■ Task statement: Below are records. Copy every line with "RONDON" in it.

════

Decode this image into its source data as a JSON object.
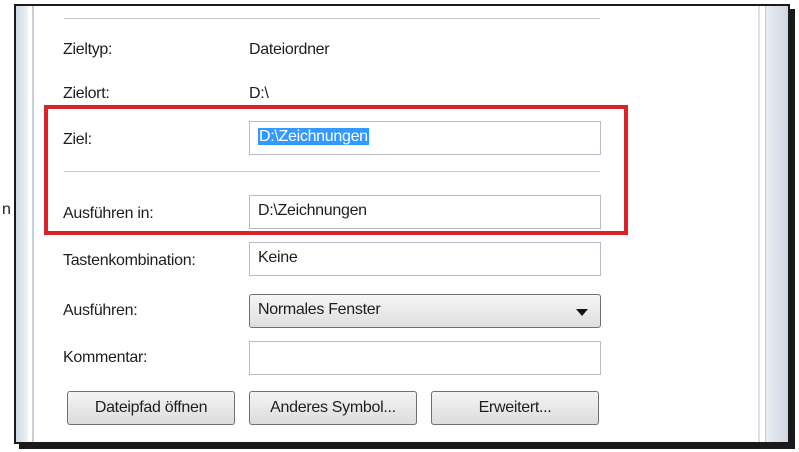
{
  "properties": {
    "zieltyp": {
      "label": "Zieltyp:",
      "value": "Dateiordner"
    },
    "zielort": {
      "label": "Zielort:",
      "value": "D:\\"
    },
    "ziel": {
      "label": "Ziel:",
      "value": "D:\\Zeichnungen"
    },
    "ausfuehren_in": {
      "label": "Ausführen in:",
      "value": "D:\\Zeichnungen"
    },
    "tastenkombination": {
      "label": "Tastenkombination:",
      "value": "Keine"
    },
    "ausfuehren": {
      "label": "Ausführen:",
      "selected": "Normales Fenster"
    },
    "kommentar": {
      "label": "Kommentar:",
      "value": ""
    }
  },
  "buttons": {
    "open_path": "Dateipfad öffnen",
    "change_icon": "Anderes Symbol...",
    "advanced": "Erweitert..."
  },
  "cropped_left_text": "n",
  "colors": {
    "highlight": "#d9232a",
    "selection": "#3399ff"
  }
}
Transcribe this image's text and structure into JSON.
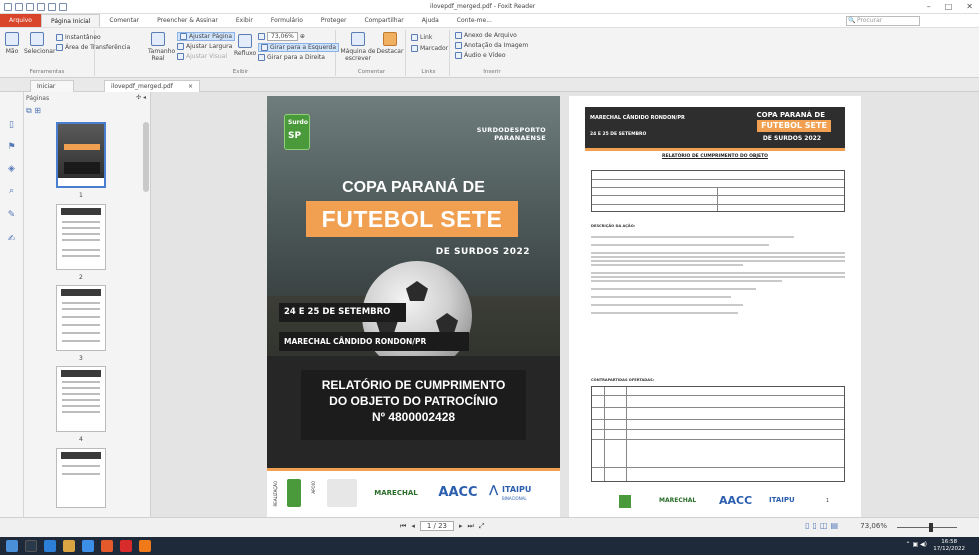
{
  "window": {
    "title": "ilovepdf_merged.pdf - Foxit Reader"
  },
  "menu": [
    "Arquivo",
    "Página Inicial",
    "Comentar",
    "Preencher & Assinar",
    "Exibir",
    "Formulário",
    "Proteger",
    "Compartilhar",
    "Ajuda",
    "Conte-me..."
  ],
  "search": {
    "placeholder": "Procurar"
  },
  "ribbon": {
    "mao": "Mão",
    "selecionar": "Selecionar",
    "instantaneo": "Instantâneo",
    "area_transferencia": "Área de Transferência",
    "ferramentas": "Ferramentas",
    "tamanho_real": "Tamanho Real",
    "ajustar_pagina": "Ajustar Página",
    "ajustar_largura": "Ajustar Largura",
    "ajustar_visual": "Ajustar Visual",
    "refluxo": "Refluxo",
    "zoom": "73,06%",
    "girar_esquerda": "Girar para a Esquerda",
    "girar_direita": "Girar para a Direita",
    "exibir": "Exibir",
    "maquina": "Máquina de escrever",
    "destacar": "Destacar",
    "comentar": "Comentar",
    "link": "Link",
    "marcador": "Marcador",
    "links": "Links",
    "anexo": "Anexo de Arquivo",
    "anotacao": "Anotação da Imagem",
    "audio": "Áudio e Vídeo",
    "inserir": "Inserir"
  },
  "tabs": [
    "Iniciar",
    "ilovepdf_merged.pdf"
  ],
  "thumb_panel": {
    "title": "Páginas",
    "pages": [
      "1",
      "2",
      "3",
      "4"
    ]
  },
  "page1": {
    "org": "SURDODESPORTO",
    "org2": "PARANAENSE",
    "title1": "COPA PARANÁ DE",
    "title2": "FUTEBOL SETE",
    "title3": "DE SURDOS 2022",
    "date": "24 E 25 DE SETEMBRO",
    "location": "MARECHAL CÂNDIDO RONDON/PR",
    "report1": "RELATÓRIO DE CUMPRIMENTO",
    "report2": "DO OBJETO DO PATROCÍNIO",
    "report3": "Nº 4800002428",
    "sponsors": [
      "MARECHAL",
      "AACC",
      "ITAIPU"
    ],
    "sponsor_labels": [
      "REALIZAÇÃO",
      "APOIO"
    ],
    "sub_sponsor": "BINACIONAL"
  },
  "page2": {
    "h1": "MARECHAL CÂNDIDO RONDON/PR",
    "h2": "24 E 25 DE SETEMBRO",
    "c1": "COPA PARANÁ DE",
    "c2": "FUTEBOL SETE",
    "c3": "DE SURDOS 2022",
    "title": "RELATÓRIO DE CUMPRIMENTO DO OBJETO",
    "section1": "DESCRIÇÃO DA AÇÃO:",
    "section2": "CONTRAPARTIDAS OFERTADAS:",
    "sponsor_marechal": "MARECHAL",
    "sponsor_aacc": "AACC",
    "sponsor_itaipu": "ITAIPU",
    "page_num": "1",
    "footer_label": "REALIZAÇÃO"
  },
  "pager": {
    "page": "1 / 23"
  },
  "status": {
    "zoom": "73,06%"
  },
  "clock": {
    "time": "16:58",
    "date": "17/12/2022"
  },
  "colors": {
    "accent": "#f0a050",
    "file_menu": "#d9452b",
    "dark": "#2e2e2e"
  }
}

════

■ Solution to the problem:
    "location": "MARECHAL CÂNDIDO RONDON/PR",
    "h1": "MARECHAL CÂNDIDO RONDON/PR",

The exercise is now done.